What to produce: What lines of the data include the string "label"? Copy them all.
◆ ◆ ◆ ◆
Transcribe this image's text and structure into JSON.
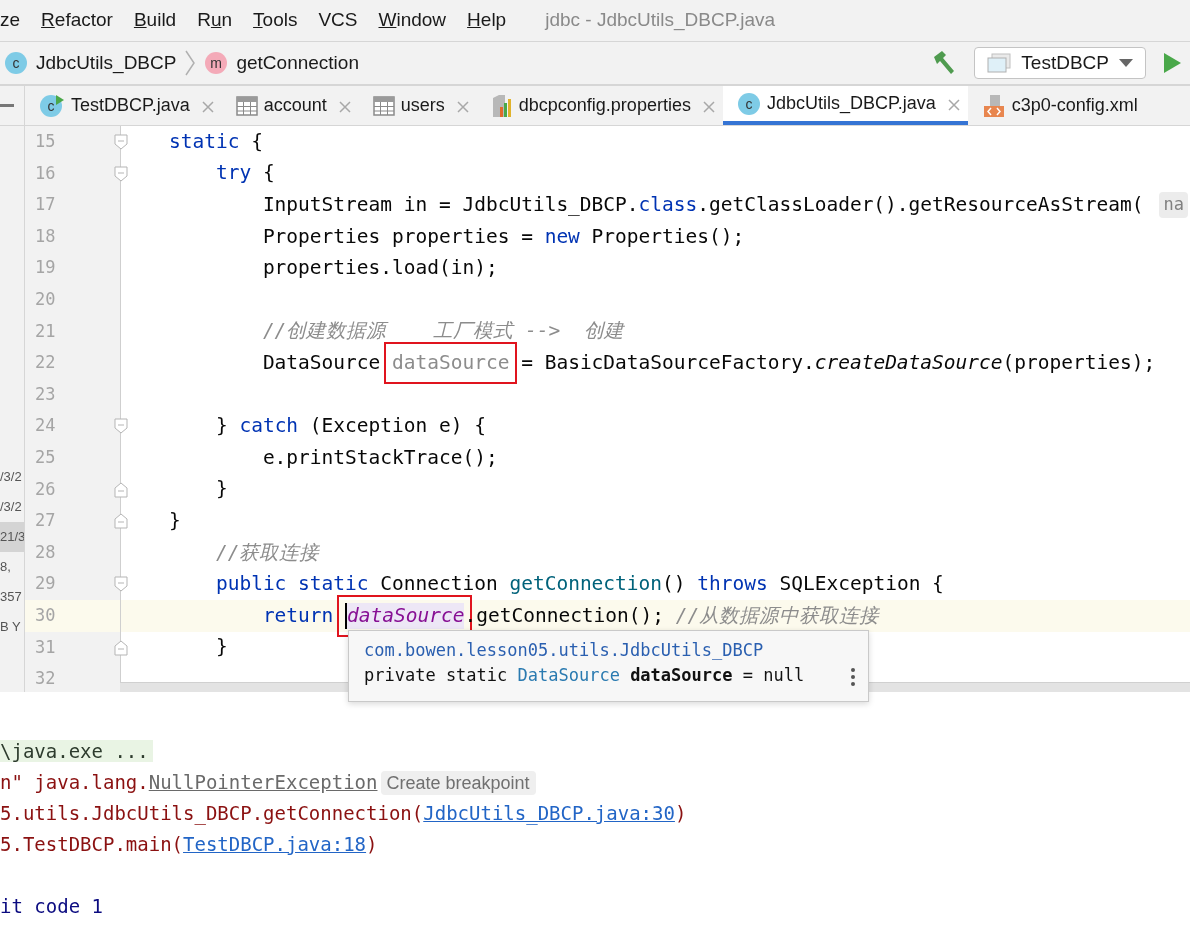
{
  "menu": [
    {
      "label": "ze"
    },
    {
      "key": "R",
      "post": "efactor"
    },
    {
      "key": "B",
      "post": "uild"
    },
    {
      "pre": "R",
      "key": "u",
      "post": "n"
    },
    {
      "key": "T",
      "post": "ools"
    },
    {
      "label": "VCS"
    },
    {
      "key": "W",
      "post": "indow"
    },
    {
      "key": "H",
      "post": "elp"
    }
  ],
  "window": {
    "title": "jdbc - JdbcUtils_DBCP.java"
  },
  "breadcrumbs": [
    {
      "kind": "class",
      "badge": "c",
      "label": "JdbcUtils_DBCP"
    },
    {
      "kind": "method",
      "badge": "m",
      "label": "getConnection"
    }
  ],
  "run_config": {
    "label": "TestDBCP"
  },
  "tabs": [
    {
      "kind": "class-run",
      "badge": "c",
      "label": "TestDBCP.java",
      "selected": false,
      "closable": true
    },
    {
      "kind": "table",
      "label": "account",
      "selected": false,
      "closable": true
    },
    {
      "kind": "table",
      "label": "users",
      "selected": false,
      "closable": true
    },
    {
      "kind": "properties",
      "label": "dbcpconfig.properties",
      "selected": false,
      "closable": true
    },
    {
      "kind": "class",
      "badge": "c",
      "label": "JdbcUtils_DBCP.java",
      "selected": true,
      "closable": true
    },
    {
      "kind": "xml",
      "label": "c3p0-config.xml",
      "selected": false,
      "closable": false
    }
  ],
  "side_panel": [
    {
      "text": "/3/2",
      "selected": false
    },
    {
      "text": "/3/2",
      "selected": false
    },
    {
      "text": "21/3",
      "selected": true
    },
    {
      "text": "8,",
      "selected": false
    },
    {
      "text": "357",
      "selected": false
    },
    {
      "text": "B Y",
      "selected": false
    }
  ],
  "code_lines": [
    {
      "number": "15",
      "kind": "fold-start",
      "current": false,
      "tokens": [
        {
          "kind": "kw",
          "text": "    static"
        },
        {
          "kind": "plain",
          "text": " {"
        }
      ]
    },
    {
      "number": "16",
      "kind": "fold-start",
      "current": false,
      "tokens": [
        {
          "kind": "kw",
          "text": "        try"
        },
        {
          "kind": "plain",
          "text": " {"
        }
      ]
    },
    {
      "number": "17",
      "current": false,
      "tokens": [
        {
          "kind": "plain",
          "text": "            InputStream in = JdbcUtils_DBCP."
        },
        {
          "kind": "kw",
          "text": "class"
        },
        {
          "kind": "plain",
          "text": ".getClassLoader().getResourceAsStream("
        },
        {
          "kind": "hint",
          "text": "na"
        }
      ]
    },
    {
      "number": "18",
      "current": false,
      "tokens": [
        {
          "kind": "plain",
          "text": "            Properties properties = "
        },
        {
          "kind": "kw",
          "text": "new"
        },
        {
          "kind": "plain",
          "text": " Properties();"
        }
      ]
    },
    {
      "number": "19",
      "current": false,
      "tokens": [
        {
          "kind": "plain",
          "text": "            properties.load(in);"
        }
      ]
    },
    {
      "number": "20",
      "current": false
    },
    {
      "number": "21",
      "current": false,
      "tokens": [
        {
          "kind": "comment",
          "text": "            //创建数据源    工厂模式 -->  创建"
        }
      ]
    },
    {
      "number": "22",
      "current": false,
      "tokens": [
        {
          "kind": "plain",
          "text": "            DataSource "
        },
        {
          "kind": "unused",
          "text": "dataSource",
          "boxed": true
        },
        {
          "kind": "plain",
          "text": " = BasicDataSourceFactory."
        },
        {
          "kind": "italic",
          "text": "createDataSource"
        },
        {
          "kind": "plain",
          "text": "(properties);"
        }
      ]
    },
    {
      "number": "23",
      "current": false
    },
    {
      "number": "24",
      "kind": "fold-start",
      "current": false,
      "tokens": [
        {
          "kind": "plain",
          "text": "        } "
        },
        {
          "kind": "kw",
          "text": "catch"
        },
        {
          "kind": "plain",
          "text": " (Exception e) {"
        }
      ]
    },
    {
      "number": "25",
      "current": false,
      "tokens": [
        {
          "kind": "plain",
          "text": "            e.printStackTrace();"
        }
      ]
    },
    {
      "number": "26",
      "kind": "fold-end",
      "current": false,
      "tokens": [
        {
          "kind": "plain",
          "text": "        }"
        }
      ]
    },
    {
      "number": "27",
      "kind": "fold-end",
      "current": false,
      "tokens": [
        {
          "kind": "plain",
          "text": "    }"
        }
      ]
    },
    {
      "number": "28",
      "current": false,
      "tokens": [
        {
          "kind": "comment",
          "text": "        //获取连接"
        }
      ]
    },
    {
      "number": "29",
      "kind": "fold-start",
      "current": false,
      "tokens": [
        {
          "kind": "kw",
          "text": "        public static"
        },
        {
          "kind": "plain",
          "text": " Connection "
        },
        {
          "kind": "decl",
          "text": "getConnection"
        },
        {
          "kind": "plain",
          "text": "() "
        },
        {
          "kind": "kw",
          "text": "throws"
        },
        {
          "kind": "plain",
          "text": " SQLException {"
        }
      ]
    },
    {
      "number": "30",
      "current": true,
      "tokens": [
        {
          "kind": "kw",
          "text": "            return "
        },
        {
          "kind": "field",
          "text": "dataSource",
          "boxed": true,
          "caret": true
        },
        {
          "kind": "plain",
          "text": ".getConnection(); "
        },
        {
          "kind": "comment",
          "text": "//从数据源中获取连接"
        }
      ]
    },
    {
      "number": "31",
      "kind": "fold-end",
      "current": false,
      "tokens": [
        {
          "kind": "plain",
          "text": "        }"
        }
      ]
    },
    {
      "number": "32",
      "current": false
    }
  ],
  "tooltip": {
    "location": "com.bowen.lesson05.utils.JdbcUtils_DBCP",
    "signature": [
      {
        "kind": "plain",
        "text": "private static "
      },
      {
        "kind": "type",
        "text": "DataSource "
      },
      {
        "kind": "bold",
        "text": "dataSource"
      },
      {
        "kind": "plain",
        "text": " = null"
      }
    ]
  },
  "console": [
    {
      "kind": "cmd",
      "tokens": [
        {
          "kind": "cmd",
          "text": "\\java.exe ..."
        }
      ]
    },
    {
      "kind": "error",
      "tokens": [
        {
          "kind": "err",
          "text": "n\" java.lang."
        },
        {
          "kind": "exlink",
          "text": "NullPointerException"
        }
      ],
      "chip": "Create breakpoint"
    },
    {
      "kind": "error",
      "tokens": [
        {
          "kind": "err",
          "text": "5.utils.JdbcUtils_DBCP.getConnection("
        },
        {
          "kind": "link",
          "text": "JdbcUtils_DBCP.java:30"
        },
        {
          "kind": "err",
          "text": ")"
        }
      ]
    },
    {
      "kind": "error",
      "tokens": [
        {
          "kind": "err",
          "text": "5.TestDBCP.main("
        },
        {
          "kind": "link",
          "text": "TestDBCP.java:18"
        },
        {
          "kind": "err",
          "text": ")"
        }
      ]
    },
    {
      "kind": "exit",
      "tokens": [
        {
          "kind": "exit",
          "text": "it code 1"
        }
      ]
    }
  ]
}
◆ ◆ ◆ ◆
Response:
      "label": "ze"
      "label": "VCS"
      "label": "JdbcUtils_DBCP"
      "label": "getConnection"
    "label": "TestDBCP"
      "label": "TestDBCP.java",
      "label": "account",
      "label": "users",
      "label": "dbcpconfig.properties",
      "label": "JdbcUtils_DBCP.java",
      "label": "c3p0-config.xml",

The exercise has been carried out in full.